§ **Task details**: Every entry below must appear again, exactly as written.

***** Provided information *****

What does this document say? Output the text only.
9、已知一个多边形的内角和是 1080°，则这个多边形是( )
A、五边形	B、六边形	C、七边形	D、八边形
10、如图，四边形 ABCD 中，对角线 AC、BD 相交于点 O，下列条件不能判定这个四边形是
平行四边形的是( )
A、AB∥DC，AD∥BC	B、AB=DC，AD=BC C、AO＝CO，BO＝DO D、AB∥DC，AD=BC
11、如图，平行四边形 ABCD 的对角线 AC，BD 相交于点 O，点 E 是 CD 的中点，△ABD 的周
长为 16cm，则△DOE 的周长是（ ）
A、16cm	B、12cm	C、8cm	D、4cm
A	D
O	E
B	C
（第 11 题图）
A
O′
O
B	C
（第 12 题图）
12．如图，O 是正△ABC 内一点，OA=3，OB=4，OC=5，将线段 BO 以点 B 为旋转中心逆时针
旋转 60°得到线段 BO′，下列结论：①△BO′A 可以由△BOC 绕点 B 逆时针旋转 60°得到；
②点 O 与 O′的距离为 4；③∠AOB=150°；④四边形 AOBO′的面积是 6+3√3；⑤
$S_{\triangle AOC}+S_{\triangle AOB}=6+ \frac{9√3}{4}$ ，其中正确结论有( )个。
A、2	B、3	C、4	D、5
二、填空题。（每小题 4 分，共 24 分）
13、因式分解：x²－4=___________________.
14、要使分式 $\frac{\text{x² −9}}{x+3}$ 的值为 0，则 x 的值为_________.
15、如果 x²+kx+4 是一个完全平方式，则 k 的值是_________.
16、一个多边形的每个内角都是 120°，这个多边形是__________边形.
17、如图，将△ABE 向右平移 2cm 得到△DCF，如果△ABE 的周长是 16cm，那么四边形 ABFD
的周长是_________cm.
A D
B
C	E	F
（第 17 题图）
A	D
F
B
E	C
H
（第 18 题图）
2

*****

§ **Exercise answer**:
What does this document say? Output the text only.
9、已知一个多边形的内角和是 1080°，则这个多边形是( )
A、五边形	B、六边形	C、七边形	D、八边形
10、如图，四边形 ABCD 中，对角线 AC、BD 相交于点 O，下列条件不能判定这个四边形是
平行四边形的是( )
A、AB∥DC，AD∥BC	B、AB=DC，AD=BC C、AO＝CO，BO＝DO D、AB∥DC，AD=BC
11、如图，平行四边形 ABCD 的对角线 AC，BD 相交于点 O，点 E 是 CD 的中点，△ABD 的周
长为 16cm，则△DOE 的周长是（ ）
A、16cm	B、12cm	C、8cm	D、4cm
A	D
O	E
B	C
（第 11 题图）
A
O′
O
B	C
（第 12 题图）
12．如图，O 是正△ABC 内一点，OA=3，OB=4，OC=5，将线段 BO 以点 B 为旋转中心逆时针
旋转 60°得到线段 BO′，下列结论：①△BO′A 可以由△BOC 绕点 B 逆时针旋转 60°得到；
②点 O 与 O′的距离为 4；③∠AOB=150°；④四边形 AOBO′的面积是 6+3√3；⑤
$S_{\triangle AOC}+S_{\triangle AOB}=6+ \frac{9√3}{4}$ ，其中正确结论有( )个。
A、2	B、3	C、4	D、5
二、填空题。（每小题 4 分，共 24 分）
13、因式分解：x²－4=___________________.
14、要使分式 $\frac{\text{x² −9}}{x+3}$ 的值为 0，则 x 的值为_________.
15、如果 x²+kx+4 是一个完全平方式，则 k 的值是_________.
16、一个多边形的每个内角都是 120°，这个多边形是__________边形.
17、如图，将△ABE 向右平移 2cm 得到△DCF，如果△ABE 的周长是 16cm，那么四边形 ABFD
的周长是_________cm.
A D
B
C	E	F
（第 17 题图）
A	D
F
B
E	C
H
（第 18 题图）
2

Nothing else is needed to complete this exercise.